> **Work request 1**: In the passage on GenUI widget development, set down the section that begins at the words "- The Model" and ends after the words "preferred to use.", word for word.
> **Work request 2**: According to the passage on GenUI widget development, what did the JSON placeholder testing show?

Document passage Block Start

Instead of starting with visual designs and then writing the widget layouts, we reversed our catalogue creation flow based on how the models generated the raw data:
- Raw JSON Placeholders: We built placeholder widgets for the client that printed out raw JSON data generated by the GenUI agent.
- The Model Selection Phase: We ran the application through a variety of simulated event-planning scenarios to observe which widgets the agent naturally preferred to use.
- Targeted Development: We devoted our layout and styling resources to the widgets the model favoured.
Our JSON placeholder testing showed that some of our designed graphs were never selected by the model. Testing model selections allowed us to drop those widgets from scope earlier, while we prioritized higher-value widgets.
Optimizing For Perceived Latency
To ensure the user experience feels smooth and responsive, we implemented some core patterns designed to minimize perceived loading times.
Quick-Return Suggestion Chips
Throughout the application, an assistant tray allows users to interact with application features via natural language. Each tray contains a carousel of suggestion chips that provide suggested prompts, helping the user understand what is possible while also encouraging exploration.

Document passage Block End
Information given Block Start

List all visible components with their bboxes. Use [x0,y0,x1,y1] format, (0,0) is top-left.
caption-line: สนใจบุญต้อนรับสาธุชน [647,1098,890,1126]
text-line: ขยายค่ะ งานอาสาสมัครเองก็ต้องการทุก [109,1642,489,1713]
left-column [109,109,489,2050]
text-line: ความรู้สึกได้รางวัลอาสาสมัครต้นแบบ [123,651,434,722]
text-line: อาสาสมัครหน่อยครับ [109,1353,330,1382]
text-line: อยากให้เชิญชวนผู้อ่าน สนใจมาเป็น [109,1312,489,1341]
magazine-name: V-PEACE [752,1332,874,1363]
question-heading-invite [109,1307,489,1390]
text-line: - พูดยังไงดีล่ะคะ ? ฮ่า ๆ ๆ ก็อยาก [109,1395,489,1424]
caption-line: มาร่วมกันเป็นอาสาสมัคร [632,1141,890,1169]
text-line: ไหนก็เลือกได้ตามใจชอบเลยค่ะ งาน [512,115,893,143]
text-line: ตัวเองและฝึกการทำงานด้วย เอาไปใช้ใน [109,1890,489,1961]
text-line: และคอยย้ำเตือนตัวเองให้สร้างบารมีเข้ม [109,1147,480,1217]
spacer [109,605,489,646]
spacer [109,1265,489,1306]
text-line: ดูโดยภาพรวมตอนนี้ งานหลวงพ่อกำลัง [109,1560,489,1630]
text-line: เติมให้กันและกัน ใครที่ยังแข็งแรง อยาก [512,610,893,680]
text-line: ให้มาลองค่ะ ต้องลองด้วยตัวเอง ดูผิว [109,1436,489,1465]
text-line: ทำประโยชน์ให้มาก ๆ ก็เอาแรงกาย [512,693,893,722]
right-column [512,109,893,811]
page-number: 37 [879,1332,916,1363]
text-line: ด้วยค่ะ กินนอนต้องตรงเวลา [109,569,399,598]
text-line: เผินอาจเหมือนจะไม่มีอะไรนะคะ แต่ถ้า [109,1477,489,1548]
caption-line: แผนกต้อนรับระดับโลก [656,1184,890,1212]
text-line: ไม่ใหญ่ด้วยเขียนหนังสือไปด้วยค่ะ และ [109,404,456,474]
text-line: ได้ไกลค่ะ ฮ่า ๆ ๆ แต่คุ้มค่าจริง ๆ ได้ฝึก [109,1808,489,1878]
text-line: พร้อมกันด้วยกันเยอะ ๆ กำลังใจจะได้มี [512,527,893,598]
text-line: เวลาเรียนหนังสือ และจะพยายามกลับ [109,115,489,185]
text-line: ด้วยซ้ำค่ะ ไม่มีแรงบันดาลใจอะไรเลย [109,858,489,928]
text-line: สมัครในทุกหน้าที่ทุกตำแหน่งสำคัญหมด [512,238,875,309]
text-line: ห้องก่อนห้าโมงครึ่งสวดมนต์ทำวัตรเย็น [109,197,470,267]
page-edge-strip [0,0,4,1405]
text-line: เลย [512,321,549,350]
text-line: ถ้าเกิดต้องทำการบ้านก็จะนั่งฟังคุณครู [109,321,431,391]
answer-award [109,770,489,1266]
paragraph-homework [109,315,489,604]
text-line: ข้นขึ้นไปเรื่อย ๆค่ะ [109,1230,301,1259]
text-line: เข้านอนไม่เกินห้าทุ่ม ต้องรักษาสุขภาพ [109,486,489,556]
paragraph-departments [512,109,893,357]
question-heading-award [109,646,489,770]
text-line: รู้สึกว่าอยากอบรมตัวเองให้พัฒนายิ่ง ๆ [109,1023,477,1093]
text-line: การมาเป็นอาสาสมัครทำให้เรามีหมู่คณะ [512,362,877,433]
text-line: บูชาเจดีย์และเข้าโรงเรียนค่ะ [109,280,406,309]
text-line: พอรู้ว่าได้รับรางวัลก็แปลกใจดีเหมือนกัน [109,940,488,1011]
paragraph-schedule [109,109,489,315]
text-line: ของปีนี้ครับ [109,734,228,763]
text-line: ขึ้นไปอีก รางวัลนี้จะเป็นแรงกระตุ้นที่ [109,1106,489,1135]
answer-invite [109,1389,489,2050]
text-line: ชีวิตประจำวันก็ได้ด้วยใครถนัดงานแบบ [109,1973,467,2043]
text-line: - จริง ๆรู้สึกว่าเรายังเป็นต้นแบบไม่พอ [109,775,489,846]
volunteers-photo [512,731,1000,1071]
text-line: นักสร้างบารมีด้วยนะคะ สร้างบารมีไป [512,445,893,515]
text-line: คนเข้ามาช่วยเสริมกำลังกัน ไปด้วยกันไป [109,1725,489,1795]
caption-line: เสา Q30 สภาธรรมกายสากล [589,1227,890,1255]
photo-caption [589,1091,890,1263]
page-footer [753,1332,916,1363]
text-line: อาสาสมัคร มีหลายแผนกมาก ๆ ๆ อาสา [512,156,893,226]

Information given Block End

> **Result 1**:
- The Model Selection Phase: We ran the application through a variety of simulated event-planning scenarios to observe which widgets the agent naturally preferred to use.

> **Result 2**: It showed that some of the designed graphs were never selected by the model.